*** TEXT FOR ANALYSIS ***

One of TV’s best episodes ever about an ordinary death came, ironically, in a show about the undead and the supernatural: the Buffy the Vampire Slayer episode “The Body,” in which Sarah Michelle Gellar’s character comes home to find her mother unexpectedly dead on the couch. In many ways, Buffy is a textbook example of the way pop culture stylizes death to make it more palatable, the way horror makes death less horrifying–all those monsters vaporizing and melting into dust. Which made the quiet discovery of Joyce’s body, still and vacant-eyed, all the more devastating in its naturalism.

One of the subjects who volunteered for Time of Death was Lenore Lefer, a 75-year-old therapist with pancreatic cancer, who in her professional life specialized in grief counseling for survivors. She wanted to do the series, she said, because we live in a culture that denies and avoids death. (The producers—the Magical Elves group, better known for reality shows like Top Chef—give participants a lot of space to talk about the filming itself, and stop the cameras when they request it. Lenore herself asked that cameras not be present at the moment of her death, to give space to her family.)

I think she’s right, and I suspect we’d plan for and deal with death better if we weren’t so good at avoiding it. But watching Time of Death also gave me a greater appreciation for all the entertainments we’re developed to displace our fear of death. At one point during my binge-watch of the six episodes, I took a break to watch a screener of The Walking Dead, and its over-the-top gory re-killings were a strange kind of relief; never had I appreciated phony Hollywood death so much. (I wonder, in fact, if people who work around death for a living—nurses or hospice-care workers, say—need a similar kind of escape.)

So: if you can watch Time of Death, I recommend it, and if you don’t want to, I’m not going to judge. You might want to go back instead and watch season five of Buffy, which had the consideration to place “The Body” amidst a welcome complement of stories that were merely about monsters.

2 comments
BethKing
BethKing

I would say the same because I've had to watch family members and even my mother die of cancer and what a few episodes have done for me what 12 years couldnt I was able to heal. I watched how much suffering not graffic but in good taste. When you are given a timeline how long a loved one has left you start planning how it will be. I thought I would beg god to take her but thats not at all how it went for me we went shopping on Mon and by Tues at 3pm she was gone. I blamed everyone my brother for not helping and my dad for leaving me to deal with 7yrs of it by myself at 15yrs old down to the hospices nurse who gave her liquid morphine when she never took anything stronger then Percocet. I was on a path to kill myself after she died. It took a long time for me to deal with her death and we were very open about it. would I have watched it if it happen a yr or 2 no probably not but everyone is different. I often ask who had it easier me who was so close with my mom or her who lost her mom at 6yrs old not knowing what you had and dont anymore. I don't think there is a answer

Lucelucy
Lucelucy

I won't watch it - I've watched more than one of my friends die, sat with my friend Caroline's body (who died at home in bed from cancer)  for several hours while we waited for the death certificate, the police, and the funeral home. My parents are gone, but I wasn't there when they went. I've read "The American Way of Death." I might not be all up on it, but I'm up on it enough for right now.

A related issue is that of how TV portrays survivors. Last week's Castle was a sterling example. A woman's husband is killed, right in front of her, by a stranger who appears at the door. Moments later she is having entirely coherent conversations with Beckett, et al. and the next day or so is being helpful in locating a document from her husband's files. Now I know that TV procedurals don't have time to portray realistic survivor grief, but so often getting news that a loved one has been murdered might as well be news that the car has been stolen.  (Insert here to say how much I love that this episode of Castle left certain "impossible" explanations unresolved, for later revisiting???)

*** End of TEXT FOR ANALYSIS ***
*** DATA EXTRACTS ***

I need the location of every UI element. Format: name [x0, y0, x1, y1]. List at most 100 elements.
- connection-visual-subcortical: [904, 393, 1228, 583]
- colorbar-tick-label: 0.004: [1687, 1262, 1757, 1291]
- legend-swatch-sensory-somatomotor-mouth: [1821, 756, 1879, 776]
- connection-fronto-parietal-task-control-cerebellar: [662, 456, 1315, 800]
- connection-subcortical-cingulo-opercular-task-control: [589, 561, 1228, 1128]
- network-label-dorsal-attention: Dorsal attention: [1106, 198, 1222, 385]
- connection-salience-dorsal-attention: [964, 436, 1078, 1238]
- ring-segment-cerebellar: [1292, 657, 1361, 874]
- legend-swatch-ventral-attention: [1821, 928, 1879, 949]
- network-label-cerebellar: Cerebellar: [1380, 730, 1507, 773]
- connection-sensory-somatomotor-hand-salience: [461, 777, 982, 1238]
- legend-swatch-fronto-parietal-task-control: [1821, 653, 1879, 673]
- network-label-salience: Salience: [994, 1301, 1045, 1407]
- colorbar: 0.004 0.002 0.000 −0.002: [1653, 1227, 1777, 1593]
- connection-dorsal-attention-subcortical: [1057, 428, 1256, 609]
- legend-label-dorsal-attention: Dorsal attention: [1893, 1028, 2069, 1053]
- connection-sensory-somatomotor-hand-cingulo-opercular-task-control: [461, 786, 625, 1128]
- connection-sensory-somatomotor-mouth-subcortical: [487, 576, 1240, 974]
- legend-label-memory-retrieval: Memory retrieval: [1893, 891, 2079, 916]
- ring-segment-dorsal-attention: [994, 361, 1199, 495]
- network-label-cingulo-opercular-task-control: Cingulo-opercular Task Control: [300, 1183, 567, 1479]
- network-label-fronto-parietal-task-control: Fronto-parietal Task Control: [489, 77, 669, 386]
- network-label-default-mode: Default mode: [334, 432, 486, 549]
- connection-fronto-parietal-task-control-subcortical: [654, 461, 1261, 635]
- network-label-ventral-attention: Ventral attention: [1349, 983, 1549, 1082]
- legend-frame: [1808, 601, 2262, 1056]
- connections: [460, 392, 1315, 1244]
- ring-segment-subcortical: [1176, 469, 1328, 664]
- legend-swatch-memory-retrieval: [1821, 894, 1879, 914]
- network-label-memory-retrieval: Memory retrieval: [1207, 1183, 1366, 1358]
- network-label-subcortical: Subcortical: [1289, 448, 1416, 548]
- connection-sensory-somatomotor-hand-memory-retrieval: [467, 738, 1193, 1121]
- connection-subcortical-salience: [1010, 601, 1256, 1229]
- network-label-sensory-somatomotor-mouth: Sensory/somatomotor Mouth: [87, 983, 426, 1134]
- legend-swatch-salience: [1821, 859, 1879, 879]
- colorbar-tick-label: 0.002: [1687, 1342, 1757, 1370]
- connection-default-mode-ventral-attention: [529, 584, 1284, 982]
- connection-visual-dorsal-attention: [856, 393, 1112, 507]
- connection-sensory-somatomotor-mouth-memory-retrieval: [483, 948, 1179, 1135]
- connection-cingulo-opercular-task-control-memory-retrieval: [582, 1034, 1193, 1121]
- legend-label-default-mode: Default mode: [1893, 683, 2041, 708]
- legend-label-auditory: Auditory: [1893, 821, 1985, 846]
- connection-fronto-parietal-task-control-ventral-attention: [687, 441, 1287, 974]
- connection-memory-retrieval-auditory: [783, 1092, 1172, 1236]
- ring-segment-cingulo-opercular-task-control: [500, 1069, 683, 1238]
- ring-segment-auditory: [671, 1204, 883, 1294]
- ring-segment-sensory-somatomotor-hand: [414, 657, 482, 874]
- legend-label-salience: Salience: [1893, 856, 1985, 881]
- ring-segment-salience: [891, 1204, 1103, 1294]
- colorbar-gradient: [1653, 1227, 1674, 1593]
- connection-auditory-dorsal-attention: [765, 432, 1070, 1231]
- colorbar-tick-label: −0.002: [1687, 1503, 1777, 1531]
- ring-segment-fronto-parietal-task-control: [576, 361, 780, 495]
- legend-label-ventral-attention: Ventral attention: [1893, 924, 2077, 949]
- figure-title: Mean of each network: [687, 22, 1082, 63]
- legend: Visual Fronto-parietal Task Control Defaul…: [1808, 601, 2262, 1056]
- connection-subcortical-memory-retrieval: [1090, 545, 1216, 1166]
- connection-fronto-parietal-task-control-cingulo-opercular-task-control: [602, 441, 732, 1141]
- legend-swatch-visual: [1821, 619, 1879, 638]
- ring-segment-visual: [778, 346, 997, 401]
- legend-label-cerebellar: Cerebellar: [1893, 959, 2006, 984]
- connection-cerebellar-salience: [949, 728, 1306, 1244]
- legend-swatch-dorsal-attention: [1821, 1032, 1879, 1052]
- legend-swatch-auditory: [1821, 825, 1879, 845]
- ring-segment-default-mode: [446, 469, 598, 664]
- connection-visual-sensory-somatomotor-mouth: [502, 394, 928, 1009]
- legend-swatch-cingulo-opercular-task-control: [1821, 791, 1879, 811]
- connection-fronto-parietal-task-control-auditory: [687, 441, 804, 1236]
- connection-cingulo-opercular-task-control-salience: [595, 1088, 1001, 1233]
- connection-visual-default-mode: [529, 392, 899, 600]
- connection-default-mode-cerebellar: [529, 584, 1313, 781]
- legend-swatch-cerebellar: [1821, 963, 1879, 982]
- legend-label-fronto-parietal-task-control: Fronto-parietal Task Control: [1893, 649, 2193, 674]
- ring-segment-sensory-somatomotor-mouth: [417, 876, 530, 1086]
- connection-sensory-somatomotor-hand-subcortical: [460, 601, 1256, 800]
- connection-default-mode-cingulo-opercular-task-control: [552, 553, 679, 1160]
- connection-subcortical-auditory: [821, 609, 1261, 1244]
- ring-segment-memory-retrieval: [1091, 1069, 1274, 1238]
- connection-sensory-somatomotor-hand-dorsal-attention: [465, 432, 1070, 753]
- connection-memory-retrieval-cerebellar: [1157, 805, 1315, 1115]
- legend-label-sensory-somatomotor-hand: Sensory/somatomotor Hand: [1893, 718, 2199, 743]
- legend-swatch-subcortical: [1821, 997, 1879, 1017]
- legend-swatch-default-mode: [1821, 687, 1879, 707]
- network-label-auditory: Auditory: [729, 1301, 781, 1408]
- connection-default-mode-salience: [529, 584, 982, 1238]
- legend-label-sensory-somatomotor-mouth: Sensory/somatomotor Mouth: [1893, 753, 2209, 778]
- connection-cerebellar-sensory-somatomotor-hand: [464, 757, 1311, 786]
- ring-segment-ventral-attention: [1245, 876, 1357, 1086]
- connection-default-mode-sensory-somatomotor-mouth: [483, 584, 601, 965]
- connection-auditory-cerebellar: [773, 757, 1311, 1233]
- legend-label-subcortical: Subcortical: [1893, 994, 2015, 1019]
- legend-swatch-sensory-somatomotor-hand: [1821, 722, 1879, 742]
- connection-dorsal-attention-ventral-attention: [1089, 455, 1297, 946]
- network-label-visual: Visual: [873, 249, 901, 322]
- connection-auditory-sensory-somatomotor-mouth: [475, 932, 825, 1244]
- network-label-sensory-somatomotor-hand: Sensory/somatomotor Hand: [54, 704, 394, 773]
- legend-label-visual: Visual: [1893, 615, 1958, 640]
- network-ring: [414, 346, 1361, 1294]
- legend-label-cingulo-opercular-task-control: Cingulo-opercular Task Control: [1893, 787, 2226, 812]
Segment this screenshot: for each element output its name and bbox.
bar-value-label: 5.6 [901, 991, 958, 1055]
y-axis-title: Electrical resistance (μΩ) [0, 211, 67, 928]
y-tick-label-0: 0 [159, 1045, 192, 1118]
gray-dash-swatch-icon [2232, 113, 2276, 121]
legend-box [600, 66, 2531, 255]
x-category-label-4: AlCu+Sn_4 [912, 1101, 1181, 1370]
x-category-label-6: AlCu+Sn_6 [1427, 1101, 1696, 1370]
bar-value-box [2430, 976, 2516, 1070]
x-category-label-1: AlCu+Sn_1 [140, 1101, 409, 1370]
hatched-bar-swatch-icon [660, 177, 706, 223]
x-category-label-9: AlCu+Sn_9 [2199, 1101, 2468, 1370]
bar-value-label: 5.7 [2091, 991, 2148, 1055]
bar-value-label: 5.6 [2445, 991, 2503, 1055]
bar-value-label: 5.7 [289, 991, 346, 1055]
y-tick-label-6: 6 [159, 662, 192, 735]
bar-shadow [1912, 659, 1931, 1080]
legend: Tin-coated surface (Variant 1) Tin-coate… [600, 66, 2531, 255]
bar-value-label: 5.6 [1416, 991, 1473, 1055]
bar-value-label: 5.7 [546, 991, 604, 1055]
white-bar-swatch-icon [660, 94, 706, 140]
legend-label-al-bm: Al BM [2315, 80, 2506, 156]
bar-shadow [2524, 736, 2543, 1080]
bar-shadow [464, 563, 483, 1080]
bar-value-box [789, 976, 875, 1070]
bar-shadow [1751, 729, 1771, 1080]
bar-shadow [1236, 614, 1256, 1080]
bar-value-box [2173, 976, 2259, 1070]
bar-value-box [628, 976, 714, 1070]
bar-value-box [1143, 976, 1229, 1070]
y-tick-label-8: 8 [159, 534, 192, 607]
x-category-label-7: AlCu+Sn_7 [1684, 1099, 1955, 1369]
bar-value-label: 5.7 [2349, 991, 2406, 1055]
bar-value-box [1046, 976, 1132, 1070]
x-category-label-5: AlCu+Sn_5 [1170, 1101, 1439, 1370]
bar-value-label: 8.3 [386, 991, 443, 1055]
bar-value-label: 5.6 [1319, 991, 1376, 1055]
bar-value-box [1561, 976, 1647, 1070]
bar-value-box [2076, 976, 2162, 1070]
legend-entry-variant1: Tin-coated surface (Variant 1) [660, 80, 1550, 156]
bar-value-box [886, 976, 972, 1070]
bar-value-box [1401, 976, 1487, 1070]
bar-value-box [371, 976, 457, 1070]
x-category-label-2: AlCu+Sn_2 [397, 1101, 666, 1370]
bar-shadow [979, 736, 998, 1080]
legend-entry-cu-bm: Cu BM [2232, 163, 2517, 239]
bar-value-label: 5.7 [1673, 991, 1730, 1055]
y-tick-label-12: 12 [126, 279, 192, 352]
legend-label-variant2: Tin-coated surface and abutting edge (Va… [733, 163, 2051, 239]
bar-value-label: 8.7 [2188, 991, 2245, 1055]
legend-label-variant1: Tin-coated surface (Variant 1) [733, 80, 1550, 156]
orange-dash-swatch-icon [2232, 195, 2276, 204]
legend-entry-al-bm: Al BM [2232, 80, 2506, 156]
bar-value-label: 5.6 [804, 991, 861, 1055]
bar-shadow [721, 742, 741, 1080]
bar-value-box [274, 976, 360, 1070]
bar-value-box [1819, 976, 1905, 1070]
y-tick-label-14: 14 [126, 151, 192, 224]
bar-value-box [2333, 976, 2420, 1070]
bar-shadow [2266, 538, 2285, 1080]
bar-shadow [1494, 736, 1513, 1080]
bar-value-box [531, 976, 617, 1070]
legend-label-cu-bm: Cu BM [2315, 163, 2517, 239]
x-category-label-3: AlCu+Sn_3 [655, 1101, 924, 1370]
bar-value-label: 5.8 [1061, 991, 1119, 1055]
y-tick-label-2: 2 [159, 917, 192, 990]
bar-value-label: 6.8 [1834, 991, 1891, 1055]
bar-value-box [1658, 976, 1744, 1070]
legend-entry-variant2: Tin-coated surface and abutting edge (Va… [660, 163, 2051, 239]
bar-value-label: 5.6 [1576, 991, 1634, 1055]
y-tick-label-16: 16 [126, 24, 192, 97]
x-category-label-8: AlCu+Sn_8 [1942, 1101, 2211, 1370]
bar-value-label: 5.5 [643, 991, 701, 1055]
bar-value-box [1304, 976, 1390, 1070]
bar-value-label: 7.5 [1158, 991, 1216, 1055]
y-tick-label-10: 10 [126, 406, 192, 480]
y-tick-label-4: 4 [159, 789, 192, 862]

*** End of DATA EXTRACTS ***

• TASK GOAL:
Answer from the text about Time of Death:
(a) What age and illness are given for Lenore Lefer?
(b) How many episodes of Time of Death did the writer binge-watch?
(c) Which season of Buffy does the writer suggest going back to?
Draw only on the text about Time of Death for what follows.

• RESPONSE TO THE EXERCISE:
(a) She was 75 and had pancreatic cancer.
(b) Six.
(c) Season five.